__LIST OF TASKS__
• a. According to the biliary tract cancer passage, what is the only curative treatment for biliary tract cancer?
• b. Continue the biliary tract cancer passage from where it stops.

__READING TEXT__
BEGIN

Phenylethyl isothiocyanate reverses cisplatin resistance in biliary tract cancer cells via glutathionylation-dependent degradation of Mcl-1

INTRODUCTION

Biliary tract cancer (BTC) refers to a group of cancers of the biliary tract, including gallbladder cancer, cholangiocarcinoma of intrahepatic and extrahepatic bile ducts, and cancers of the ampulla and papilla of Vater [1]. BTC is a common form of cancer in East Asia and Latin America [2, 3] and surgical resection is the only curative treatment. However, most patients are diagnosed with advanced-stage disease, making them ineligible for complete surgical resection. The prognosis for patients with advanced BTC is very poor, and most survive for less than a year after diagnosis. Cisplatin (CDDP) based chemotherapy is widely used to treat patients with advanced BTC [4]. However, BTC cells are highly chemoresistant. The mechanism of CDDP resistance in BTC cells is poorly understood. Therefore, investigation into the mechanism of CDDP resistance and strategies to alleviate the CDDP resistance are urgently needed.

Various naturally occurring compounds are being tested for their anti-tumor activity. Such compounds when used in combination with known chemotherapeutic agents may help in overcoming chemoresistance, and may provide new strategies and ideas for treatment in clinic. Phenylethyl isothiocyanate (PEITC) is present in high concentrations as its precursor gluconasturtiin in cruciferous vegetables, such as watercress. Upon chewing or chopping, PEITC is released as a product of hydrolysis mediated by myrosinase [5]. Accumulating evidence indicates that PEITC can inhibit cell growth and induce apoptosis in a variety of cancer cells, suggesting its potential value as an anticancer agent or an adjunctive therapy to current cancer treatment strategies [6–8]. Additionally, it was shown that eating watercress can significantly increase the blood level of PEITC in humans [9]. These studies and their results gave us important clue to study the effect of combined treatment with PEITC and CDDP on BTC cells.

END

__RECORDS SUPPLIED__
BEGIN

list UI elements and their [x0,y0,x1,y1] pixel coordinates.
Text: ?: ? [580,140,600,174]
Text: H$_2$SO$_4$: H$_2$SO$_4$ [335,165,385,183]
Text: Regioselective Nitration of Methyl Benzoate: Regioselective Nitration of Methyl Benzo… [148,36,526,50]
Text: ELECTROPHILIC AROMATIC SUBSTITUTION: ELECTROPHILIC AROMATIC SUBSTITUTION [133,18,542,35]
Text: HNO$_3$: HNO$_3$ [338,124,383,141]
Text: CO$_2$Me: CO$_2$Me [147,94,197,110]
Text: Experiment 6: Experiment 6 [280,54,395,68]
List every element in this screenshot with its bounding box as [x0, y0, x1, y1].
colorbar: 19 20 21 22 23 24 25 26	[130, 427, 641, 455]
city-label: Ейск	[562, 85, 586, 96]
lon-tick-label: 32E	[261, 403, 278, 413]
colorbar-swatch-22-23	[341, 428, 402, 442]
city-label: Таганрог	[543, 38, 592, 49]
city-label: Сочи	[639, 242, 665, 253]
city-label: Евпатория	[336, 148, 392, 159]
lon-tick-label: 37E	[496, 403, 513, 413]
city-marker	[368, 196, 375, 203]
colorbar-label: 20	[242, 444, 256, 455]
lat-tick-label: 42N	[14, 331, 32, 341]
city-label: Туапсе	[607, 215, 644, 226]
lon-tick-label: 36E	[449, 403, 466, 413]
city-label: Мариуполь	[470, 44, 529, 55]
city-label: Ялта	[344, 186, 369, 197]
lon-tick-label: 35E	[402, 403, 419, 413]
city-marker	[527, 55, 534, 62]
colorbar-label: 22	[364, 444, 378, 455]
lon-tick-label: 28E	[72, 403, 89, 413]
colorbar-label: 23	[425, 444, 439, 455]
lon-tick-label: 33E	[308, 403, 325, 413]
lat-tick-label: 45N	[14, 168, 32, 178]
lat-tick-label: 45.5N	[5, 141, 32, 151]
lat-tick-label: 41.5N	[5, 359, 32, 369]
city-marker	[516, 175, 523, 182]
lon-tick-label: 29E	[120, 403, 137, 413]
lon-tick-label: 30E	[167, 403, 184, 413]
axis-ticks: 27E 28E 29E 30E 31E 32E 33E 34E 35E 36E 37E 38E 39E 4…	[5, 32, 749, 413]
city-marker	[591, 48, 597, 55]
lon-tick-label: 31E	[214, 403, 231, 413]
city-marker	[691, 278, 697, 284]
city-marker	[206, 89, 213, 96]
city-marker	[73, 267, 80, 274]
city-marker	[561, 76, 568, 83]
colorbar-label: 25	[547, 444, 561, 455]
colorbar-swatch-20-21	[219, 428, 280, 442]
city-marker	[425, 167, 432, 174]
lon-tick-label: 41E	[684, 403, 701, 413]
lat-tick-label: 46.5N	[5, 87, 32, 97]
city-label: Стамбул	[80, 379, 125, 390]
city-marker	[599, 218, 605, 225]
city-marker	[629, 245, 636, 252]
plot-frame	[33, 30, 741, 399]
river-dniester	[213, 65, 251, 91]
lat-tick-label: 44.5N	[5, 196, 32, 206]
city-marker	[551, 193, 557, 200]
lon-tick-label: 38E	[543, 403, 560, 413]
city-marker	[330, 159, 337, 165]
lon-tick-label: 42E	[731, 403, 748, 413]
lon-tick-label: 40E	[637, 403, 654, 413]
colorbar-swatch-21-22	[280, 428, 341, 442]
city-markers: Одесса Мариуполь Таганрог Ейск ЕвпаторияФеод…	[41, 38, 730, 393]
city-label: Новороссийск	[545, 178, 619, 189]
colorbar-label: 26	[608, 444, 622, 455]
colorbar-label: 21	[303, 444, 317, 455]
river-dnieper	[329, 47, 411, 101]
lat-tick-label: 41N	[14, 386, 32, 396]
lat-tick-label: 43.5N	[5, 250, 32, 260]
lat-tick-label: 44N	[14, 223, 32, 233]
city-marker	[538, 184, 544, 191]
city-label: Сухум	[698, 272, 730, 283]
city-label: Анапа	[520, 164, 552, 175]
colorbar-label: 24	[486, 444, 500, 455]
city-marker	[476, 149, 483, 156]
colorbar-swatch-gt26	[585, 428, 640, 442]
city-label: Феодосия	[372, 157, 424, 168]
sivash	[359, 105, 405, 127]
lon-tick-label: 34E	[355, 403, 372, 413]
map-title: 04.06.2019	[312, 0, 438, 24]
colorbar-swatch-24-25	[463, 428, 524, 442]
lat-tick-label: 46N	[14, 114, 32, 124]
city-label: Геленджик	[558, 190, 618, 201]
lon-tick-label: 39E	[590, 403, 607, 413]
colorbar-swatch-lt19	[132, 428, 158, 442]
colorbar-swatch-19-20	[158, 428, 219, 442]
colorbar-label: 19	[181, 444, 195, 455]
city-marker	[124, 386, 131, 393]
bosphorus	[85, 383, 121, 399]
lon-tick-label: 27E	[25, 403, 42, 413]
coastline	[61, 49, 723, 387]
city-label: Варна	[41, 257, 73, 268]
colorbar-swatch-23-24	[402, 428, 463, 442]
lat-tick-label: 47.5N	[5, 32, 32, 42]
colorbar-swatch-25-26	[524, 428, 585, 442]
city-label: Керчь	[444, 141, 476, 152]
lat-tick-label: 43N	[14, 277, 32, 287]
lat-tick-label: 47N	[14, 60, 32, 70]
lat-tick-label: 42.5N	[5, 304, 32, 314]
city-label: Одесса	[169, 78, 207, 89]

END

__ANSWERS FOR THIS EXERCISE__
• a. Surgical resection.

• b.
Though recent data has shown that PEITC can sensitize some tumor cells to CDDP [5, 10–12], the synergistic effect of PEITC and CDDP in BTC cells has not been investigated. Here, we demonstrate for the first time that CDDP resistance is partially associated with Mcl-1 in BTC cells, and PEITC can enhance CDDP-induced apoptosis via glutathionylation-dependent degradation of myeloid cell leukemia 1 (Mcl-1). Interestingly and promisingly, PEITC-CDDP co-treatment can increase the rate of apoptosis of cancer stem-like side population (SP) cells and significantly reduce the growth of xenograft tumor without any major toxic effects. Our results suggests that dietary intake of watercress, which is a rich source of PEITC, may help reverse CDDP resistance in BTC patients.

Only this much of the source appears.